[START Data provided]

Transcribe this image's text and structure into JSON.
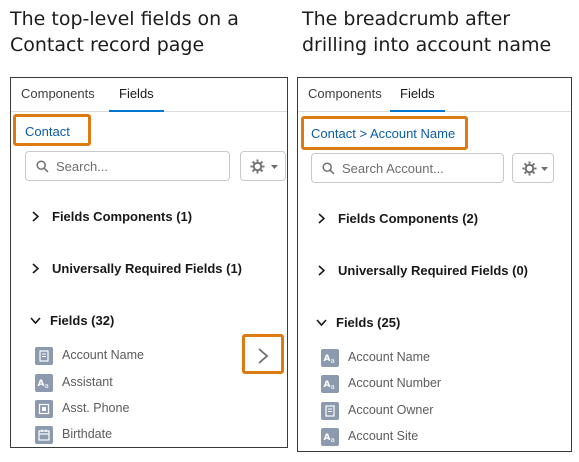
{
  "captions": {
    "left": "The top-level fields on a Contact record page",
    "right": "The breadcrumb after drilling into account name"
  },
  "left_panel": {
    "tabs": [
      {
        "label": "Components"
      },
      {
        "label": "Fields"
      }
    ],
    "breadcrumb": [
      "Contact"
    ],
    "search": {
      "placeholder": "Search..."
    },
    "sections": [
      {
        "label": "Fields Components (1)",
        "expanded": false
      },
      {
        "label": "Universally Required Fields (1)",
        "expanded": false
      },
      {
        "label": "Fields (32)",
        "expanded": true
      }
    ],
    "fields": [
      {
        "label": "Account Name",
        "icon": "lookup-icon"
      },
      {
        "label": "Assistant",
        "icon": "text-icon"
      },
      {
        "label": "Asst. Phone",
        "icon": "phone-icon"
      },
      {
        "label": "Birthdate",
        "icon": "date-icon"
      }
    ]
  },
  "right_panel": {
    "tabs": [
      {
        "label": "Components"
      },
      {
        "label": "Fields"
      }
    ],
    "breadcrumb": [
      "Contact",
      "Account Name"
    ],
    "breadcrumb_separator": ">",
    "search": {
      "placeholder": "Search Account..."
    },
    "sections": [
      {
        "label": "Fields Components (2)",
        "expanded": false
      },
      {
        "label": "Universally Required Fields (0)",
        "expanded": false
      },
      {
        "label": "Fields (25)",
        "expanded": true
      }
    ],
    "fields": [
      {
        "label": "Account Name",
        "icon": "text-icon"
      },
      {
        "label": "Account Number",
        "icon": "text-icon"
      },
      {
        "label": "Account Owner",
        "icon": "lookup-icon"
      },
      {
        "label": "Account Site",
        "icon": "text-icon"
      }
    ]
  },
  "colors": {
    "highlight": "#dd7a12",
    "link": "#0b5cab",
    "tab_active": "#0176d3",
    "icon_bg": "#8b9aae"
  }
}
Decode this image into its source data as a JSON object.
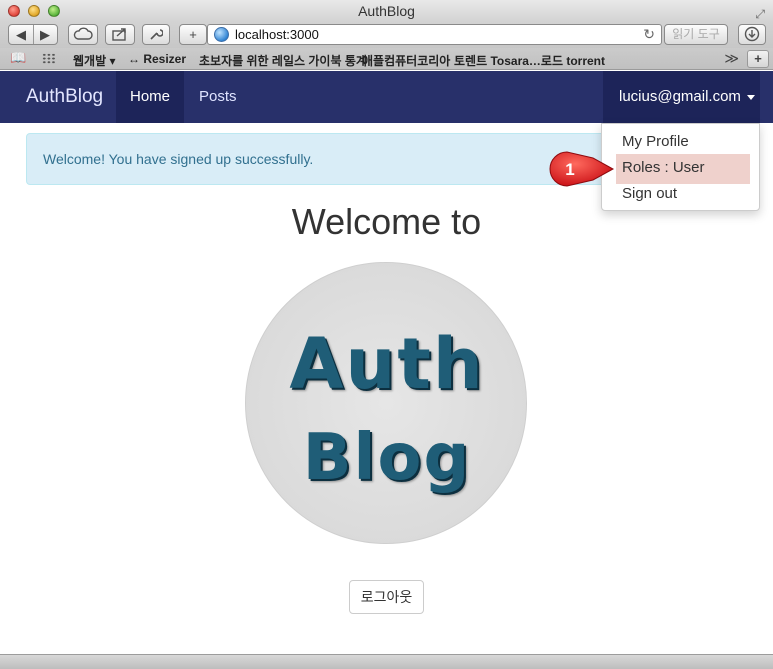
{
  "window": {
    "title": "AuthBlog"
  },
  "toolbar": {
    "back_icon": "◀",
    "forward_icon": "▶",
    "plus_label": "+",
    "url": "localhost:3000",
    "reader_label": "읽기 도구"
  },
  "bookmarks": {
    "items": [
      "웹개발 ▾",
      "↔ Resizer",
      "초보자를 위한 레일스 가이북 통계",
      "애플컴퓨터코리아",
      "토렌트 Tosara…로드 torrent"
    ]
  },
  "navbar": {
    "brand": "AuthBlog",
    "home": "Home",
    "posts": "Posts",
    "user_email": "lucius@gmail.com"
  },
  "dropdown": {
    "items": [
      "My Profile",
      "Roles : User",
      "Sign out"
    ]
  },
  "alert": {
    "message": "Welcome! You have signed up successfully."
  },
  "main": {
    "heading": "Welcome to",
    "logo_line1": "Auth",
    "logo_line2": "Blog",
    "logout_button": "로그아웃"
  },
  "callout": {
    "number": "1"
  },
  "colors": {
    "navbar": "#28306a",
    "navbar_active": "#1d2459",
    "alert_bg": "#d9edf7",
    "alert_text": "#31708f",
    "highlight": "#efd1cc",
    "callout_red": "#e3141b"
  }
}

[END Data provided]

State, as a number only, how many lines in the entries include "image".

2